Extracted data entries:

-=-=-=-=-

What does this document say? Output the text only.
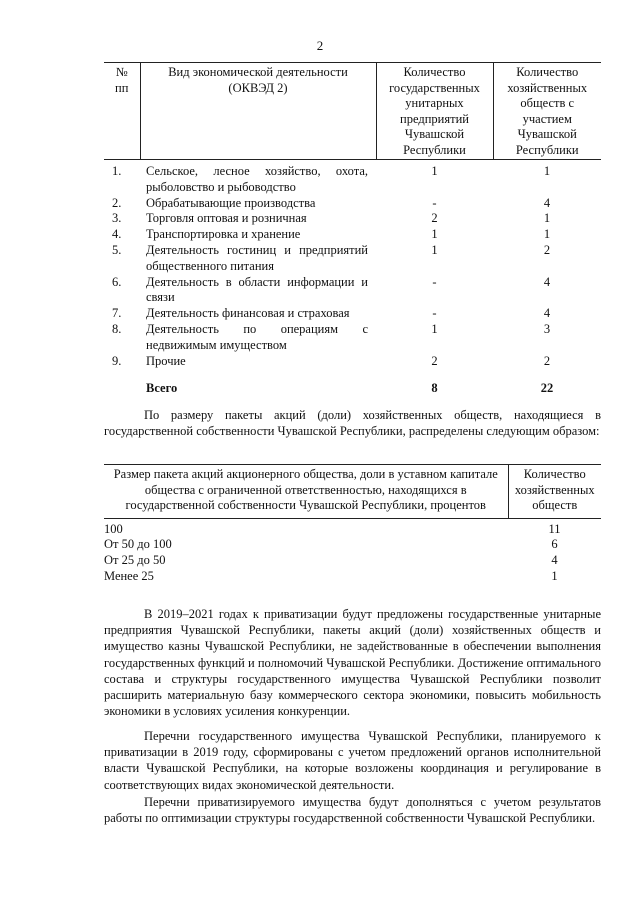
2
№ пп	Вид экономической деятельности (ОКВЭД 2)	Количество государственных унитарных предприятий Чувашской Республики	Количество хозяйственных обществ с участием Чувашской Республики
1.	Сельское, лесное хозяйство, охота, рыболовство и рыбоводство	1	1
2.	Обрабатывающие производства	-	4
3.	Торговля оптовая и розничная	2	1
4.	Транспортировка и хранение	1	1
5.	Деятельность гостиниц и предприятий общественного питания	1	2
6.	Деятельность в области информации и связи	-	4
7.	Деятельность финансовая и страховая	-	4
8.	Деятельность по операциям с недвижимым имуществом	1	3
9.	Прочие	2	2
	Всего	8	22

По размеру пакеты акций (доли) хозяйственных обществ, находящиеся в государственной собственности Чувашской Республики, распределены следующим образом:

Размер пакета акций акционерного общества, доли в уставном капитале общества с ограниченной ответственностью, находящихся в государственной собственности Чувашской Республики, процентов	Количество хозяйственных обществ
100	11
От 50 до 100	6
От 25 до 50	4
Менее 25	1

В 2019–2021 годах к приватизации будут предложены государственные унитарные предприятия Чувашской Республики, пакеты акций (доли) хозяйственных обществ и имущество казны Чувашской Республики, не задействованные в обеспечении выполнения государственных функций и полномочий Чувашской Республики. Достижение оптимального состава и структуры государственного имущества Чувашской Республики позволит расширить материальную базу коммерческого сектора экономики, повысить мобильность экономики в условиях усиления конкуренции.

Перечни государственного имущества Чувашской Республики, планируемого к приватизации в 2019 году, сформированы с учетом предложений органов исполнительной власти Чувашской Республики, на которые возложены координация и регулирование в соответствующих видах экономической деятельности.

Перечни приватизируемого имущества будут дополняться с учетом результатов работы по оптимизации структуры государственной собственности Чувашской Республики.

-=-=-=-=-

Where a line contains "предприятий", copy that line.

№ пп	Вид экономической деятельности (ОКВЭД 2)	Количество государственных унитарных предприятий Чувашской Республики	Количество хозяйственных обществ с участием Чувашской Республики
5.	Деятельность гостиниц и предприятий общественного питания	1	2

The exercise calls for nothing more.